··· Texte fourni ···

Besançon, hôtel de ville

Cette statue, adossée à l’hôtel de ville, devant cette pierre bleue et jaune

(pas n’importe quelles couleurs…) Parent lointain du garçon au poisson 

qui décore ce blog ?


Pour ma propre intervention, sur André Dhôtel, comme on avait vingt

minutes, je me suis astreint à ne pas trop déborder sur les territoires 

nordiques. Pourtant, évidemment, John Bauer – entre autres – avait sa

place dans mon propos, ses trolls offrant aux gens une liaison entre les 

mondes humain, animal, végétal (voire minéral), de la même manière – ou

presque… – que le cheval pie dans Le Pays où l’on n’arrive jamais.


John Bauer

Je relis François Squevin en sortant de ce colloque ; et… D’abord, il y a 

cet avant-propos de Jean-Marie Le Sidaner – on en reparlera… – où il est

question dès l’entrée de métaphore.

Et, ce poème, page 11(Forêt du corps) :


« Toujours le besoin de te chercher

de t’emplir les lèvres

et le corps tout entier


La forêt est trop seule »


John Bauer

Il a été question un peu du Nord dans la discussion qui a suivi une 

intervention de Solenne Guyot (Université de Strasbourg) sur « Les forêts

ibséniennes : s’y perdre ou s’y retrouver ? »

··· Données fournies ···

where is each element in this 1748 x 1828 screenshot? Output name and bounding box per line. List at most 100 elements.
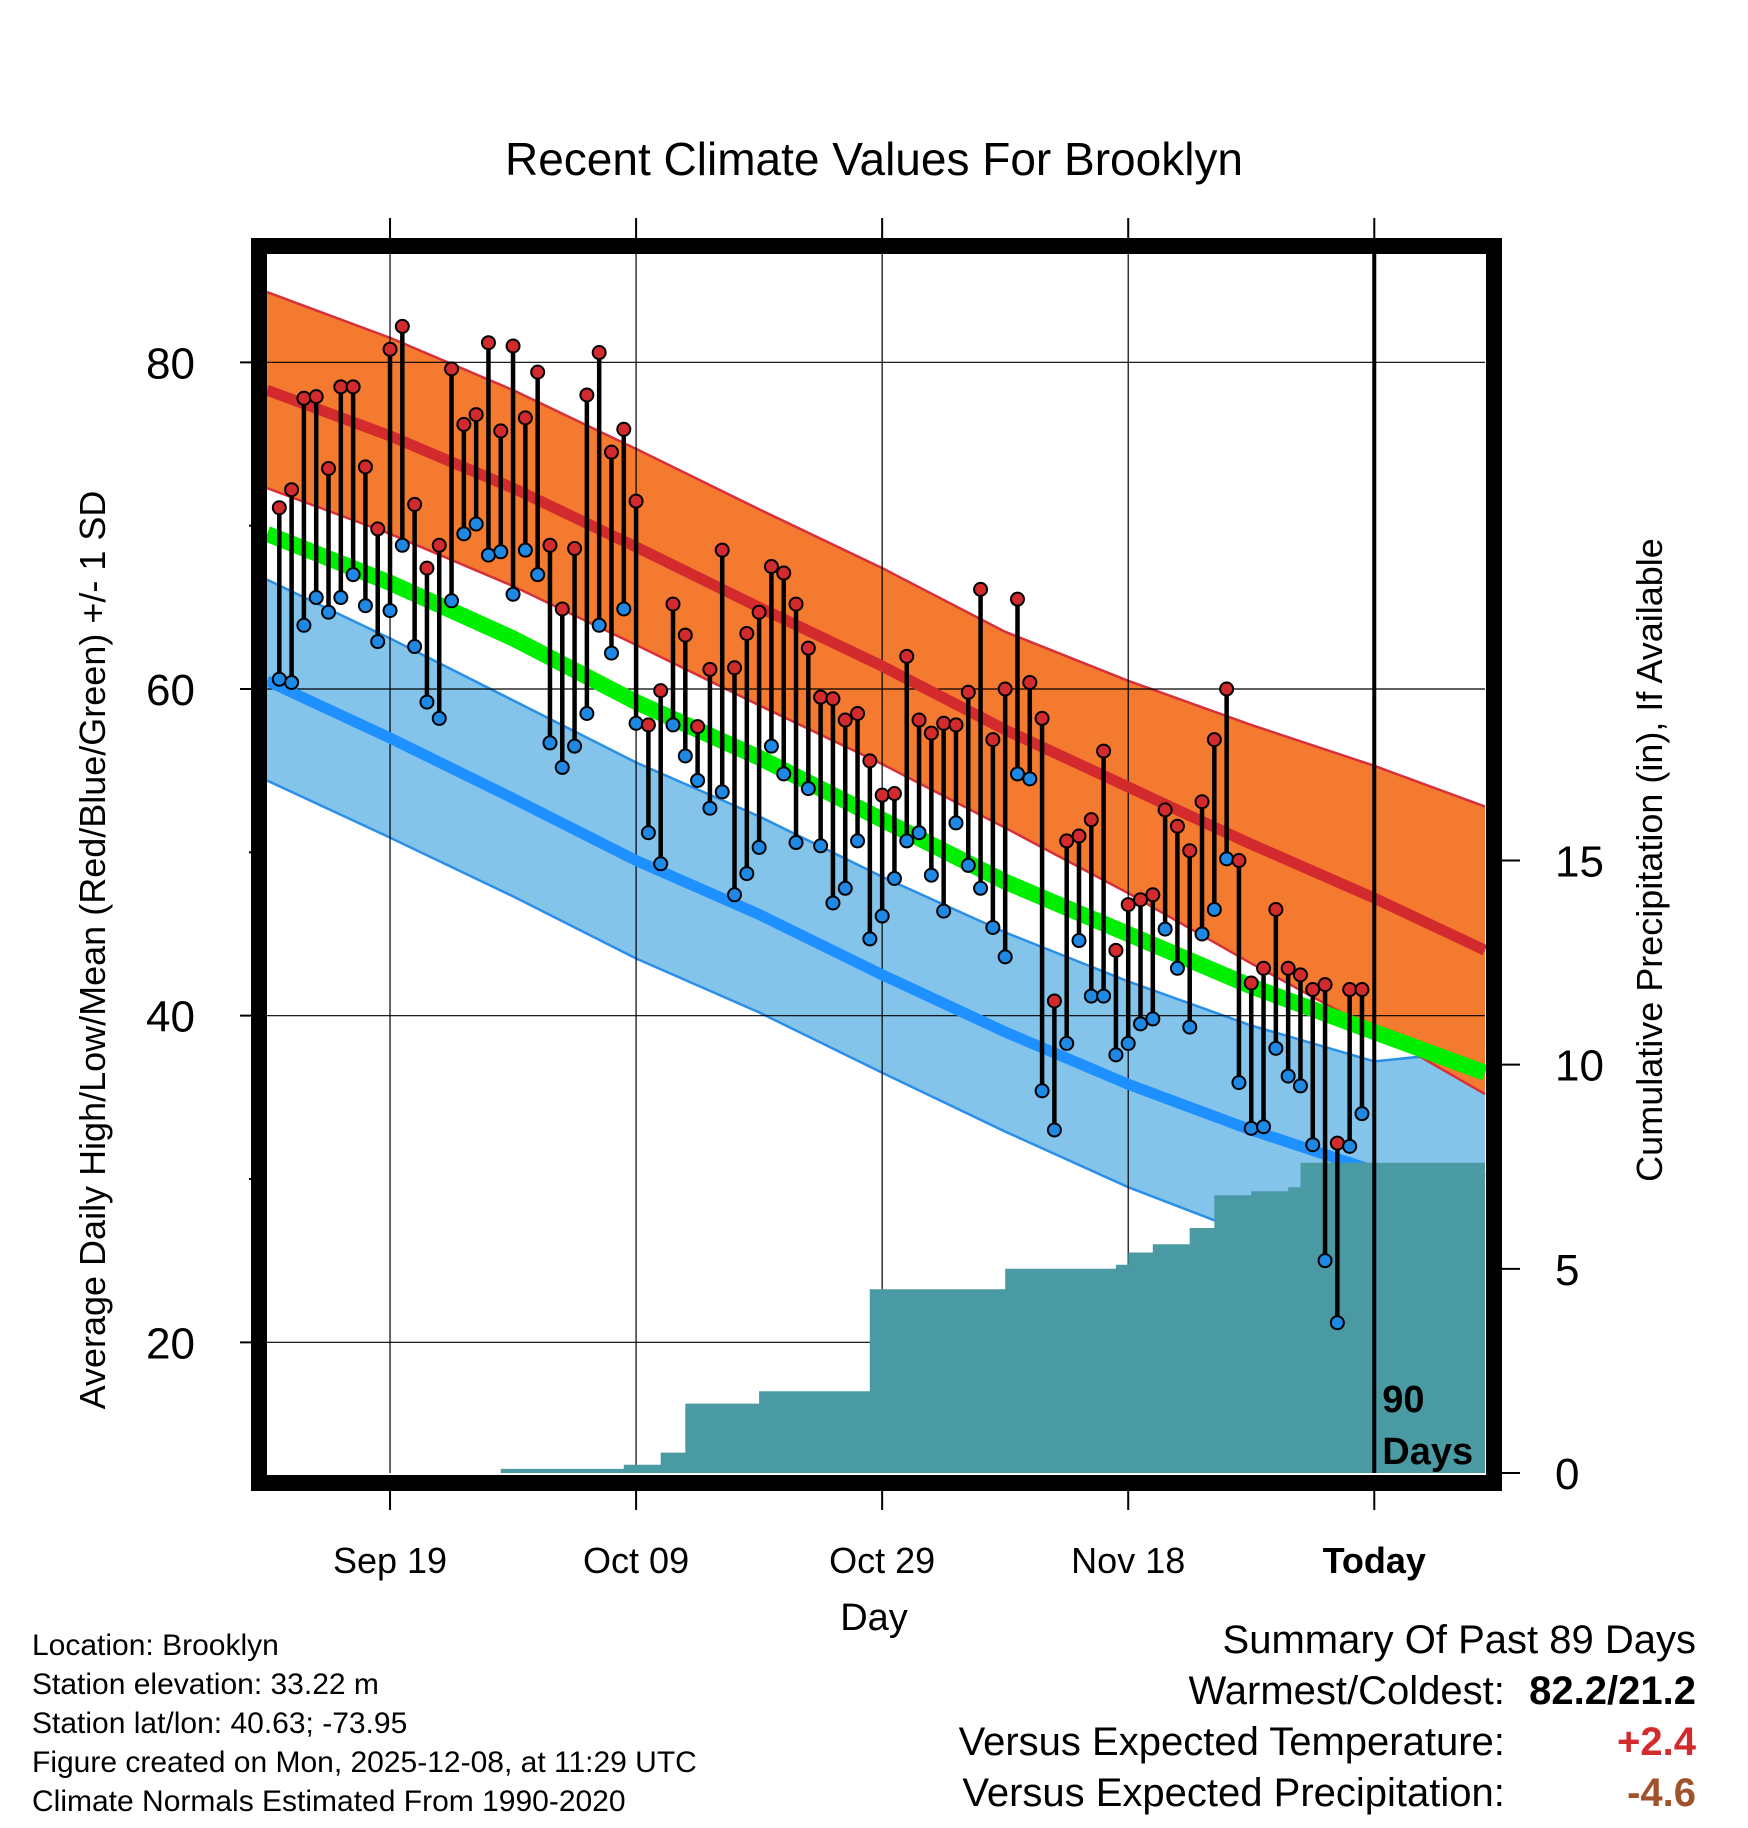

···

Objectif 1
Traduisez en anglais la phrase suivante du texte fourni : « Pour ma propre intervention, sur André Dhôtel, comme on avait vingt minutes, je me suis astreint à ne pas trop déborder sur les territoires nordiques. »
Objectif 2
Transcrivez le passage du texte fourni qui commence aux mots « Besançon, hôtel de » et s'arrête après « décore ce blog ? ».

Résultat 1
For my own talk, on André Dhôtel, since we had twenty minutes, I made myself avoid straying too far into Nordic territory.

Résultat 2
Besançon, hôtel de ville

Cette statue, adossée à l’hôtel de ville, devant cette pierre bleue et jaune

(pas n’importe quelles couleurs…) Parent lointain du garçon au poisson 

qui décore ce blog ?